_DO THIS_. Work out the number of lines with "icon" in them. Reply with that number and no other words.

_LISTED ENTRIES_.

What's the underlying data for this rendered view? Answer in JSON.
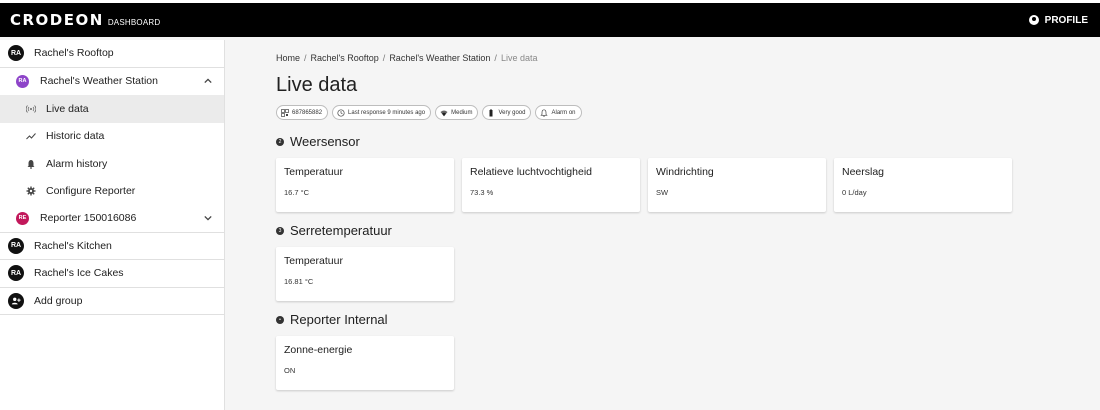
{
  "topbar": {
    "logo": "CRODEON",
    "subtitle": "DASHBOARD",
    "profile_label": "PROFILE",
    "profile_icon": "account-circle-icon"
  },
  "sidebar": {
    "items": [
      {
        "avatar": "RA",
        "label": "Rachel's Rooftop"
      },
      {
        "avatar": "RA",
        "label": "Rachel's Weather Station",
        "avatar_color": "#8e44c9",
        "expanded": true
      },
      {
        "icon": "broadcast-icon",
        "label": "Live data",
        "active": true
      },
      {
        "icon": "trend-icon",
        "label": "Historic data"
      },
      {
        "icon": "bell-icon",
        "label": "Alarm history"
      },
      {
        "icon": "gear-icon",
        "label": "Configure Reporter"
      },
      {
        "avatar": "RE",
        "label": "Reporter 150016086",
        "avatar_color": "#c2185b",
        "expanded": false
      },
      {
        "avatar": "RA",
        "label": "Rachel's Kitchen"
      },
      {
        "avatar": "RA",
        "label": "Rachel's Ice Cakes"
      },
      {
        "icon": "add-group-icon",
        "label": "Add group"
      }
    ]
  },
  "breadcrumb": {
    "items": [
      "Home",
      "Rachel's Rooftop",
      "Rachel's Weather Station",
      "Live data"
    ],
    "separator": "/"
  },
  "page_title": "Live data",
  "chips": [
    {
      "icon": "qr-icon",
      "text": "687865882"
    },
    {
      "icon": "history-icon",
      "text": "Last response 9 minutes ago"
    },
    {
      "icon": "wifi-icon",
      "text": "Medium"
    },
    {
      "icon": "battery-icon",
      "text": "Very good"
    },
    {
      "icon": "bell-icon",
      "text": "Alarm on"
    }
  ],
  "sections": [
    {
      "title": "Weersensor",
      "bullet": "2",
      "cards": [
        {
          "label": "Temperatuur",
          "value": "16.7 °C"
        },
        {
          "label": "Relatieve luchtvochtigheid",
          "value": "73.3 %"
        },
        {
          "label": "Windrichting",
          "value": "SW"
        },
        {
          "label": "Neerslag",
          "value": "0 L/day"
        }
      ]
    },
    {
      "title": "Serretemperatuur",
      "bullet": "3",
      "cards": [
        {
          "label": "Temperatuur",
          "value": "16.81 °C"
        }
      ]
    },
    {
      "title": "Reporter Internal",
      "bullet": "•",
      "cards": [
        {
          "label": "Zonne-energie",
          "value": "ON"
        }
      ]
    }
  ]
}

_FINAL ANSWER_. 11